**SHORT EXERCISE**: The exercise asks for every line of the data to be reproduced exactly.

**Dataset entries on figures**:
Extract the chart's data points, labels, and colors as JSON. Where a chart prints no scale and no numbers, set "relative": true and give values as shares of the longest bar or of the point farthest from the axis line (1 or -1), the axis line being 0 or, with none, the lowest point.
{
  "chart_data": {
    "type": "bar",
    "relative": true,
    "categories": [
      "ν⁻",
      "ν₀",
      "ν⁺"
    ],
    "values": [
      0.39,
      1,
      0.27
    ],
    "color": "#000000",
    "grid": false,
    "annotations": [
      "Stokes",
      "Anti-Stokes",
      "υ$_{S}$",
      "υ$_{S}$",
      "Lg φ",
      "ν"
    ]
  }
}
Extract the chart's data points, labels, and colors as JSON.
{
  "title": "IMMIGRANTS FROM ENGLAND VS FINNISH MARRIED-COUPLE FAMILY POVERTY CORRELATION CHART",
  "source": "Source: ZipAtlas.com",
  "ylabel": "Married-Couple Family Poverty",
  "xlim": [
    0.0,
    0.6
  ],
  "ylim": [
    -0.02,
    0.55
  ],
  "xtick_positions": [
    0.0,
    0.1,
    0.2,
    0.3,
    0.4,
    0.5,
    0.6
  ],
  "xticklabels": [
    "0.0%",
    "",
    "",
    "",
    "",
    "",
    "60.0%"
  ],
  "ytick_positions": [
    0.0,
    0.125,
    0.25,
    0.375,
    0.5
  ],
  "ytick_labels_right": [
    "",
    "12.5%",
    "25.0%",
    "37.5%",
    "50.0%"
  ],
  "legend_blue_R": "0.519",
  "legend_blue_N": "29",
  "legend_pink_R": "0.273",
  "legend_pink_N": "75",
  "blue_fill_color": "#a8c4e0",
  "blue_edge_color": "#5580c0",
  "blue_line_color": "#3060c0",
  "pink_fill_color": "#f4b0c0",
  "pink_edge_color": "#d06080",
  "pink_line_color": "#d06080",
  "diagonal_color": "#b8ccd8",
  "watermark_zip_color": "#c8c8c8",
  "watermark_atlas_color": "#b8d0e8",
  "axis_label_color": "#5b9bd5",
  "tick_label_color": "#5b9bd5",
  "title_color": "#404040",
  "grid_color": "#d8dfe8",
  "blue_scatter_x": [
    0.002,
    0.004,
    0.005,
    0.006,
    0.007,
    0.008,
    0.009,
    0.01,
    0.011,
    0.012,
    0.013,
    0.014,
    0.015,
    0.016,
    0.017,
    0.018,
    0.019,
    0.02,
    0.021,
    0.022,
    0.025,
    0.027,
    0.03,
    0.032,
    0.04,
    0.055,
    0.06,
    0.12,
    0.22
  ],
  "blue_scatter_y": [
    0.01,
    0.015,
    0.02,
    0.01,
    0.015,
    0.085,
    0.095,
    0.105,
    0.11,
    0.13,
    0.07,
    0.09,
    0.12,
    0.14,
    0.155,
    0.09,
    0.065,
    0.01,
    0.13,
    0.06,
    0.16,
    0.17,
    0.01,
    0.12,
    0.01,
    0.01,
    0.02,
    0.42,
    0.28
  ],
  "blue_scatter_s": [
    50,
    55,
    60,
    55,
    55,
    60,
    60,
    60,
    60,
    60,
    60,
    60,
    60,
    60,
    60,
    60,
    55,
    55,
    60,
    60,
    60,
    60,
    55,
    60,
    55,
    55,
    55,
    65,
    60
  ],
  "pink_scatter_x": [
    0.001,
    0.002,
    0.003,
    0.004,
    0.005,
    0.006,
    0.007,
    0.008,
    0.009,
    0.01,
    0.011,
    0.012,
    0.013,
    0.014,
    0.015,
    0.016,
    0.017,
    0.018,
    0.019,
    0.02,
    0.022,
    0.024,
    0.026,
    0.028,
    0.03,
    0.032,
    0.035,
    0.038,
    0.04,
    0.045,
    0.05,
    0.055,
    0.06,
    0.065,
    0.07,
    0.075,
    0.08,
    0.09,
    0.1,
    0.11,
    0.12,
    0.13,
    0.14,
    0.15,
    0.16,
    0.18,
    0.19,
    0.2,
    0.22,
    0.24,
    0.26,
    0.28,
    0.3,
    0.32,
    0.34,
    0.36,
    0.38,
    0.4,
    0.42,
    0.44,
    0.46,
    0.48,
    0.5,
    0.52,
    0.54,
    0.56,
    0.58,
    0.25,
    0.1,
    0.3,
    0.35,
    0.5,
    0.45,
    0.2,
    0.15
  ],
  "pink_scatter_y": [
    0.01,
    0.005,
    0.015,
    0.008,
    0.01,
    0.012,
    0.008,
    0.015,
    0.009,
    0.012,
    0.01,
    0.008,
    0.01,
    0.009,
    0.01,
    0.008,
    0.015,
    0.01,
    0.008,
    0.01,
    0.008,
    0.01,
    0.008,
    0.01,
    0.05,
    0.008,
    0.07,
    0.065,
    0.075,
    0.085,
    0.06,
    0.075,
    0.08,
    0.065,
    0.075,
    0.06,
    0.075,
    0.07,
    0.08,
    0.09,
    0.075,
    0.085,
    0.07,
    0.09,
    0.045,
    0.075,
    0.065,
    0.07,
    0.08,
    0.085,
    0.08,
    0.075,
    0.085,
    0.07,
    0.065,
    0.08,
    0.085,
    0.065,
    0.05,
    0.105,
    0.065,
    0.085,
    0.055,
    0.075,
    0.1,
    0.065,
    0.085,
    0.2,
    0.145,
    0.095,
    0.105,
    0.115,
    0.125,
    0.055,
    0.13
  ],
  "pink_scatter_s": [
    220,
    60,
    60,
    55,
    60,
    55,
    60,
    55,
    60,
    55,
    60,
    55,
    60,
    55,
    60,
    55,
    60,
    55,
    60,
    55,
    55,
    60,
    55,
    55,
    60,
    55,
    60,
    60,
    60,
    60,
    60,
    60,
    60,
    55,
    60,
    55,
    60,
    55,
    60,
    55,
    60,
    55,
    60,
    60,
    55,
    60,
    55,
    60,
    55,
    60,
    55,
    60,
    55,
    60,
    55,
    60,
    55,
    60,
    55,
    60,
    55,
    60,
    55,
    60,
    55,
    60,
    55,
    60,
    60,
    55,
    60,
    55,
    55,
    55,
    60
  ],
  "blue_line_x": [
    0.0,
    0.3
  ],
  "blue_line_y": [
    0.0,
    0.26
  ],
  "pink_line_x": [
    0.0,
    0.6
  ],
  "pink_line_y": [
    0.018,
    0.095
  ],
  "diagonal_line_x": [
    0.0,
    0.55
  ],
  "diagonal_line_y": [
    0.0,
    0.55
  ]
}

**OUTPUT FOR THIS EXERCISE**:
Extract the chart's data points, labels, and colors as JSON. Where a chart prints no scale and no numbers, set "relative": true and give values as shares of the longest bar or of the point farthest from the axis line (1 or -1), the axis line being 0 or, with none, the lowest point.
{
  "chart_data": {
    "type": "bar",
    "relative": true,
    "categories": [
      "ν⁻",
      "ν₀",
      "ν⁺"
    ],
    "values": [
      0.39,
      1,
      0.27
    ],
    "color": "#000000",
    "grid": false,
    "annotations": [
      "Stokes",
      "Anti-Stokes",
      "υ$_{S}$",
      "υ$_{S}$",
      "Lg φ",
      "ν"
    ]
  }
}
Extract the chart's data points, labels, and colors as JSON.
{
  "title": "IMMIGRANTS FROM ENGLAND VS FINNISH MARRIED-COUPLE FAMILY POVERTY CORRELATION CHART",
  "source": "Source: ZipAtlas.com",
  "ylabel": "Married-Couple Family Poverty",
  "xlim": [
    0.0,
    0.6
  ],
  "ylim": [
    -0.02,
    0.55
  ],
  "xtick_positions": [
    0.0,
    0.1,
    0.2,
    0.3,
    0.4,
    0.5,
    0.6
  ],
  "xticklabels": [
    "0.0%",
    "",
    "",
    "",
    "",
    "",
    "60.0%"
  ],
  "ytick_positions": [
    0.0,
    0.125,
    0.25,
    0.375,
    0.5
  ],
  "ytick_labels_right": [
    "",
    "12.5%",
    "25.0%",
    "37.5%",
    "50.0%"
  ],
  "legend_blue_R": "0.519",
  "legend_blue_N": "29",
  "legend_pink_R": "0.273",
  "legend_pink_N": "75",
  "blue_fill_color": "#a8c4e0",
  "blue_edge_color": "#5580c0",
  "blue_line_color": "#3060c0",
  "pink_fill_color": "#f4b0c0",
  "pink_edge_color": "#d06080",
  "pink_line_color": "#d06080",
  "diagonal_color": "#b8ccd8",
  "watermark_zip_color": "#c8c8c8",
  "watermark_atlas_color": "#b8d0e8",
  "axis_label_color": "#5b9bd5",
  "tick_label_color": "#5b9bd5",
  "title_color": "#404040",
  "grid_color": "#d8dfe8",
  "blue_scatter_x": [
    0.002,
    0.004,
    0.005,
    0.006,
    0.007,
    0.008,
    0.009,
    0.01,
    0.011,
    0.012,
    0.013,
    0.014,
    0.015,
    0.016,
    0.017,
    0.018,
    0.019,
    0.02,
    0.021,
    0.022,
    0.025,
    0.027,
    0.03,
    0.032,
    0.04,
    0.055,
    0.06,
    0.12,
    0.22
  ],
  "blue_scatter_y": [
    0.01,
    0.015,
    0.02,
    0.01,
    0.015,
    0.085,
    0.095,
    0.105,
    0.11,
    0.13,
    0.07,
    0.09,
    0.12,
    0.14,
    0.155,
    0.09,
    0.065,
    0.01,
    0.13,
    0.06,
    0.16,
    0.17,
    0.01,
    0.12,
    0.01,
    0.01,
    0.02,
    0.42,
    0.28
  ],
  "blue_scatter_s": [
    50,
    55,
    60,
    55,
    55,
    60,
    60,
    60,
    60,
    60,
    60,
    60,
    60,
    60,
    60,
    60,
    55,
    55,
    60,
    60,
    60,
    60,
    55,
    60,
    55,
    55,
    55,
    65,
    60
  ],
  "pink_scatter_x": [
    0.001,
    0.002,
    0.003,
    0.004,
    0.005,
    0.006,
    0.007,
    0.008,
    0.009,
    0.01,
    0.011,
    0.012,
    0.013,
    0.014,
    0.015,
    0.016,
    0.017,
    0.018,
    0.019,
    0.02,
    0.022,
    0.024,
    0.026,
    0.028,
    0.03,
    0.032,
    0.035,
    0.038,
    0.04,
    0.045,
    0.05,
    0.055,
    0.06,
    0.065,
    0.07,
    0.075,
    0.08,
    0.09,
    0.1,
    0.11,
    0.12,
    0.13,
    0.14,
    0.15,
    0.16,
    0.18,
    0.19,
    0.2,
    0.22,
    0.24,
    0.26,
    0.28,
    0.3,
    0.32,
    0.34,
    0.36,
    0.38,
    0.4,
    0.42,
    0.44,
    0.46,
    0.48,
    0.5,
    0.52,
    0.54,
    0.56,
    0.58,
    0.25,
    0.1,
    0.3,
    0.35,
    0.5,
    0.45,
    0.2,
    0.15
  ],
  "pink_scatter_y": [
    0.01,
    0.005,
    0.015,
    0.008,
    0.01,
    0.012,
    0.008,
    0.015,
    0.009,
    0.012,
    0.01,
    0.008,
    0.01,
    0.009,
    0.01,
    0.008,
    0.015,
    0.01,
    0.008,
    0.01,
    0.008,
    0.01,
    0.008,
    0.01,
    0.05,
    0.008,
    0.07,
    0.065,
    0.075,
    0.085,
    0.06,
    0.075,
    0.08,
    0.065,
    0.075,
    0.06,
    0.075,
    0.07,
    0.08,
    0.09,
    0.075,
    0.085,
    0.07,
    0.09,
    0.045,
    0.075,
    0.065,
    0.07,
    0.08,
    0.085,
    0.08,
    0.075,
    0.085,
    0.07,
    0.065,
    0.08,
    0.085,
    0.065,
    0.05,
    0.105,
    0.065,
    0.085,
    0.055,
    0.075,
    0.1,
    0.065,
    0.085,
    0.2,
    0.145,
    0.095,
    0.105,
    0.115,
    0.125,
    0.055,
    0.13
  ],
  "pink_scatter_s": [
    220,
    60,
    60,
    55,
    60,
    55,
    60,
    55,
    60,
    55,
    60,
    55,
    60,
    55,
    60,
    55,
    60,
    55,
    60,
    55,
    55,
    60,
    55,
    55,
    60,
    55,
    60,
    60,
    60,
    60,
    60,
    60,
    60,
    55,
    60,
    55,
    60,
    55,
    60,
    55,
    60,
    55,
    60,
    60,
    55,
    60,
    55,
    60,
    55,
    60,
    55,
    60,
    55,
    60,
    55,
    60,
    55,
    60,
    55,
    60,
    55,
    60,
    55,
    60,
    55,
    60,
    55,
    60,
    60,
    55,
    60,
    55,
    55,
    55,
    60
  ],
  "blue_line_x": [
    0.0,
    0.3
  ],
  "blue_line_y": [
    0.0,
    0.26
  ],
  "pink_line_x": [
    0.0,
    0.6
  ],
  "pink_line_y": [
    0.018,
    0.095
  ],
  "diagonal_line_x": [
    0.0,
    0.55
  ],
  "diagonal_line_y": [
    0.0,
    0.55
  ]
}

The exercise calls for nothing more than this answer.